The conventional threshold for rejecting the H0 is 5% or p = 0.05, also known as α (alpha), which represents the significance level.
If p < 0.05, reject H0.

Patient with brain damage has a probability of getting a lower score, $p = 0.0139$ .
Since this is a directional hypothesis and p < 0.05, we reject the null hypothesis.
We reject that the ability of the patient is not different from healthy controls.
The patient’s score did not come from the same population as scores for healthy people.
The difference is not just due to individual variance.
We accept the alternative/experimental hypothesis that the patient’s reading score was significantly lower than healthy controls.

Critical values are real-life scores that are at the threshold (cut-off point) for statistical significance.
Scores above one threshold are significantly higher than the population scores.
Scores below one threshold are significantly lower than the population scores.

Using the previous example, we are only interested in the lower critical score.
A z-score of -1.645 is associated with $p = 0.05$ . This is negative as it is below the mean (approximately 1.6 SDs below).

Critical z-score = -1.645
Normal distribution: Mean = 50, SD = 10
$z = \frac{(critical \ value – mean)}{SD}$
$-1.645 = \frac{(critical \ value – 50)}{10}$
$-16.45 = critical \ value – 50$
$critical \ value = 50 - 16.45 = 33.55$
Reading scores of less than 33.55 are significantly lower than that of controls.

Type I error occurs when we incorrectly reject the null hypothesis (H0).
This means deciding the score is significantly higher/lower when it is not.
Also known as a "false positive".
When the alpha level is 0.05, our inference is wrong 5% of the time, meaning we find significance wrongly 5 times out of 100.
The probability of a Type I error is equal to the alpha level.

Reducing the alpha level (e.g., to 0.01) to reduce Type I error increases the risk of a Type II error.
Type II error is failing to reject the null hypothesis when we should.
For example, finding a score to be not significantly different from the population when it is.
Also known as a "false negative".
Decreasing the likelihood of Type I error increases the likelihood of Type II error and vice versa, illustrating a trade-off between these two types of errors.

Related to predictions about the data.
Directional (one-tailed) alternative hypothesis: Specifies the direction of the effect.
- "The patient’s score will be lower than the scores of healthy controls."
- "Grades on your second essay will be better than your first."
Non-directional (two-tailed) alternative hypothesis: Simply states that there will be a difference, without specifying the direction.
══════════
What is being asked -> Reproduce word for word the part of the hypothesis-testing text starting with "Reducing the alpha" and going on through "types of errors.".
══════════
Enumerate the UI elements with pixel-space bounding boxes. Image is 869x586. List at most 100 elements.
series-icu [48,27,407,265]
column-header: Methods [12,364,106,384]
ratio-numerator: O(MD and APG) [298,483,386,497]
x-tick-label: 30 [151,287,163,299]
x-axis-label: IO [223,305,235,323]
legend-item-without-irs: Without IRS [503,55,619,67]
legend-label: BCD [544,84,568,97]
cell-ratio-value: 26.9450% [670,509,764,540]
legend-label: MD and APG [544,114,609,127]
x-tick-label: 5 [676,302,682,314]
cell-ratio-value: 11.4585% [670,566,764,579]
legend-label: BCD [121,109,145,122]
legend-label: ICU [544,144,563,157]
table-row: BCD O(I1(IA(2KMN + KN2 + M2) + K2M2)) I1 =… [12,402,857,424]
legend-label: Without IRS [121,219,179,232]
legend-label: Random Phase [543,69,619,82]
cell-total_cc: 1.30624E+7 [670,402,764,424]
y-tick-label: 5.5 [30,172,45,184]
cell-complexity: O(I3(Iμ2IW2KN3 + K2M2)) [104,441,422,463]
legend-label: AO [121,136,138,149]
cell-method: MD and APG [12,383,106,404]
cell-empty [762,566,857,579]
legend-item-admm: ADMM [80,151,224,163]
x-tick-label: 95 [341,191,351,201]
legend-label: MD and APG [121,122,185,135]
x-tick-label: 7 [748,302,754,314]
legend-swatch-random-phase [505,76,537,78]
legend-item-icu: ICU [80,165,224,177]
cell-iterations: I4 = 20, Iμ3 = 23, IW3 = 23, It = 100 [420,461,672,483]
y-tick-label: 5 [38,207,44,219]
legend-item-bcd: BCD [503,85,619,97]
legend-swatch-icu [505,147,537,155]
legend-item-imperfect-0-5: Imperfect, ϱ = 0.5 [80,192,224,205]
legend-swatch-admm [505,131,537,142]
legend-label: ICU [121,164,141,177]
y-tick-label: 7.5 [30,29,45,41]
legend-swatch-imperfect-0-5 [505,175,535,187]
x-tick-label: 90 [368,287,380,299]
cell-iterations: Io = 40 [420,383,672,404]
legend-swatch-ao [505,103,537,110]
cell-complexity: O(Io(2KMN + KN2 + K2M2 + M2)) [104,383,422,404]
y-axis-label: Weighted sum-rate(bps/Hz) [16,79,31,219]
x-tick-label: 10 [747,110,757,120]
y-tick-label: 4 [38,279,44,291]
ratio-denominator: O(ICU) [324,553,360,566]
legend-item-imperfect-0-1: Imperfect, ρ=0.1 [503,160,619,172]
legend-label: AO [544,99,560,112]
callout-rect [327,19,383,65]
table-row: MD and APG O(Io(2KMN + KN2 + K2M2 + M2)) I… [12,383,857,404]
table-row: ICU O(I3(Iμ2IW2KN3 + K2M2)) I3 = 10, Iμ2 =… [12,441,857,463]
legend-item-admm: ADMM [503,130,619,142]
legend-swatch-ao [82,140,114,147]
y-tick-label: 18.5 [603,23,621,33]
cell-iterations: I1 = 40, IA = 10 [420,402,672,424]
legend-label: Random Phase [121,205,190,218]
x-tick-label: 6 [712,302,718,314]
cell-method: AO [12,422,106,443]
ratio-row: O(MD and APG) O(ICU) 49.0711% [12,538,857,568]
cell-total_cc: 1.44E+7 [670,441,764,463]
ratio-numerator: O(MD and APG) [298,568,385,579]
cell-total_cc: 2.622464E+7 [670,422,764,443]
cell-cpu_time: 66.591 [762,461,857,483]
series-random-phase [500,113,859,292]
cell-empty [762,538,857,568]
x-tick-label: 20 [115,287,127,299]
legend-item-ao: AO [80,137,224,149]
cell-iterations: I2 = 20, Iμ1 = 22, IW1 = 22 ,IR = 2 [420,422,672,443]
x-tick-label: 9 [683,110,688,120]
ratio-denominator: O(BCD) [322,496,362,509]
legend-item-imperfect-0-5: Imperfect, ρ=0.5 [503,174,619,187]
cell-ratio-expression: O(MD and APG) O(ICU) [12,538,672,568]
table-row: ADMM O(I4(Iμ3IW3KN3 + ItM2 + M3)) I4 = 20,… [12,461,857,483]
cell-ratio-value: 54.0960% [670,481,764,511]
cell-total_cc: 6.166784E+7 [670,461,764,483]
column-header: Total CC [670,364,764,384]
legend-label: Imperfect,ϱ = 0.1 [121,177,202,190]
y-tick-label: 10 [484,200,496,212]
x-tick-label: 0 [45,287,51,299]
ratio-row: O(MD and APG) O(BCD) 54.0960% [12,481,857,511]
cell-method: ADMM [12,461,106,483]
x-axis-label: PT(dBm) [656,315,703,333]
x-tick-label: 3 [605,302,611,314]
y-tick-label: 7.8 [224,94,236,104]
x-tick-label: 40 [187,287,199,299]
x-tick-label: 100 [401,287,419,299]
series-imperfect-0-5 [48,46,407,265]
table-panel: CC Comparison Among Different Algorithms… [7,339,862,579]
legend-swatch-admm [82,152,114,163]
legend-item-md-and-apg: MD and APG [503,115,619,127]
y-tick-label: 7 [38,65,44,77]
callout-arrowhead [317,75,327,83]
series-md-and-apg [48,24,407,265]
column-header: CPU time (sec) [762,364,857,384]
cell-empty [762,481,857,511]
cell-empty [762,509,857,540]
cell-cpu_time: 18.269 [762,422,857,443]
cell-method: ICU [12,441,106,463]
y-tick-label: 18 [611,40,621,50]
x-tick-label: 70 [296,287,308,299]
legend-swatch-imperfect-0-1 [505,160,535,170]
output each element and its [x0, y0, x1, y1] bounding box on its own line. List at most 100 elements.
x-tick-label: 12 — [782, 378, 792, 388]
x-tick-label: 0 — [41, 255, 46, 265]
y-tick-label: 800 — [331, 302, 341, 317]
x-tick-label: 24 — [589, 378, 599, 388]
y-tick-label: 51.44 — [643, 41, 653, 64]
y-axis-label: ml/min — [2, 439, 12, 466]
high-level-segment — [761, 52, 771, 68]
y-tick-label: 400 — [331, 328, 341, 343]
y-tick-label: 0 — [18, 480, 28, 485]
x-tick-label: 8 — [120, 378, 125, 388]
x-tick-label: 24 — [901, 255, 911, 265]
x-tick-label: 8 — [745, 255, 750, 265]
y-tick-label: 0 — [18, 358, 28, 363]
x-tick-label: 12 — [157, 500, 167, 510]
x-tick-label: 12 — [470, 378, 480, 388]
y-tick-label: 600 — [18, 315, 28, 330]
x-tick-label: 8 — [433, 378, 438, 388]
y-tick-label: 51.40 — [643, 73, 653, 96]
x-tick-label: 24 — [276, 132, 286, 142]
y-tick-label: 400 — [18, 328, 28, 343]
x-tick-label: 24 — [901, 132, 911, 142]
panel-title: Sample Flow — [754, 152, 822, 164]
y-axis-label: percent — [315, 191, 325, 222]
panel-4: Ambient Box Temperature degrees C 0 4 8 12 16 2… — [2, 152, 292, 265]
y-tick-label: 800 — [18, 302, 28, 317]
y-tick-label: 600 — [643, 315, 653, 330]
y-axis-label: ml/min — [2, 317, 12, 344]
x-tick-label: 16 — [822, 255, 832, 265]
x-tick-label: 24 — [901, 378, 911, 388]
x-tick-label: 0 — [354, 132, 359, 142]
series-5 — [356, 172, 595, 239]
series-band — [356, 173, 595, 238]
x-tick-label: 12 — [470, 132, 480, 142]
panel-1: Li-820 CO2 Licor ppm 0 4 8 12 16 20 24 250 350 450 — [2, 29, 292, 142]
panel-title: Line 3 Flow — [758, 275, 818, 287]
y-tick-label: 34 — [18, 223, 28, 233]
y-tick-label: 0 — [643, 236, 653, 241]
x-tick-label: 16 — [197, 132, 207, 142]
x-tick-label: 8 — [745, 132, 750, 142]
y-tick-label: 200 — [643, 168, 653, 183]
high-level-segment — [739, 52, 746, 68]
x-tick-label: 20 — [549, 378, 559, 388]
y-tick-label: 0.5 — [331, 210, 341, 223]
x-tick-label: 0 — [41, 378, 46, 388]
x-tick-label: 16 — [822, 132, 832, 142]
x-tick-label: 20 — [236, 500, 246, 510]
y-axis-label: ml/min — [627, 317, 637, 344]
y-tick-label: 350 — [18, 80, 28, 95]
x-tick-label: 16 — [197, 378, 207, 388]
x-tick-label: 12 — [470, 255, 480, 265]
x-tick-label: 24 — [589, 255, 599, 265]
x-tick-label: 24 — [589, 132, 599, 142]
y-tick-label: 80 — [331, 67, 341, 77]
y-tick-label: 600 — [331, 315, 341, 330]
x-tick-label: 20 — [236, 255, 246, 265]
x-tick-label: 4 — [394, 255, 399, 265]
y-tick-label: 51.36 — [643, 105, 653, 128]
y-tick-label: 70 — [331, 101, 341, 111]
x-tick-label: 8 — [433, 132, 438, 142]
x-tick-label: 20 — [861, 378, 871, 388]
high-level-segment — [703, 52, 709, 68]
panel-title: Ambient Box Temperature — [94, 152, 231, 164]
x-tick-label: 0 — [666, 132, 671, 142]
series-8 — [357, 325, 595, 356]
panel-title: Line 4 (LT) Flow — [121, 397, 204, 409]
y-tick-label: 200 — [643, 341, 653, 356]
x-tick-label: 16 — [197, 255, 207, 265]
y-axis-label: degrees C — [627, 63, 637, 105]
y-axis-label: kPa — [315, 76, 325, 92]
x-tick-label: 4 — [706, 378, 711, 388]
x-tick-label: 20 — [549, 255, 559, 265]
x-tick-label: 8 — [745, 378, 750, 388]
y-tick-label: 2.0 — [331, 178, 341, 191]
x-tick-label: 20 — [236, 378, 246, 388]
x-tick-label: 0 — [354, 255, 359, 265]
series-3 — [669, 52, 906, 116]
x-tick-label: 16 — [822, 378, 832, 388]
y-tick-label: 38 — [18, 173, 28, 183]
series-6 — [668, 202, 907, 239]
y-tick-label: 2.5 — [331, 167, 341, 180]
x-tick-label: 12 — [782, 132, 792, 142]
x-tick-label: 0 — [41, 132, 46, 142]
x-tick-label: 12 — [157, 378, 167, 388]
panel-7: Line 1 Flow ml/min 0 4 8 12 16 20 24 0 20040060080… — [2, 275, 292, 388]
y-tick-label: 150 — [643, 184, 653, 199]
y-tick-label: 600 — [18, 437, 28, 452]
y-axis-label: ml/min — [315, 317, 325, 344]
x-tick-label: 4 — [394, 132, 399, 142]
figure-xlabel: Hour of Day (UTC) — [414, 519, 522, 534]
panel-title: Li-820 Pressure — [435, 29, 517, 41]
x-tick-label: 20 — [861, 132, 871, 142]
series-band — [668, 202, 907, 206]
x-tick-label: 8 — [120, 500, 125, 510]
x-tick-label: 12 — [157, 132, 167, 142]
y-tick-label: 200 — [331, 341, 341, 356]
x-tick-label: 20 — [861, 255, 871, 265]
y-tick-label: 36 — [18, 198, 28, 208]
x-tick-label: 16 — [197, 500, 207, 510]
══════════
Reply ->
Reducing the alpha level (e.g., to 0.01) to reduce Type I error increases the risk of a Type II error.
Type II error is failing to reject the null hypothesis when we should.
For example, finding a score to be not significantly different from the population when it is.
Also known as a "false negative".
Decreasing the likelihood of Type I error increases the likelihood of Type II error and vice versa, illustrating a trade-off between these two types of errors.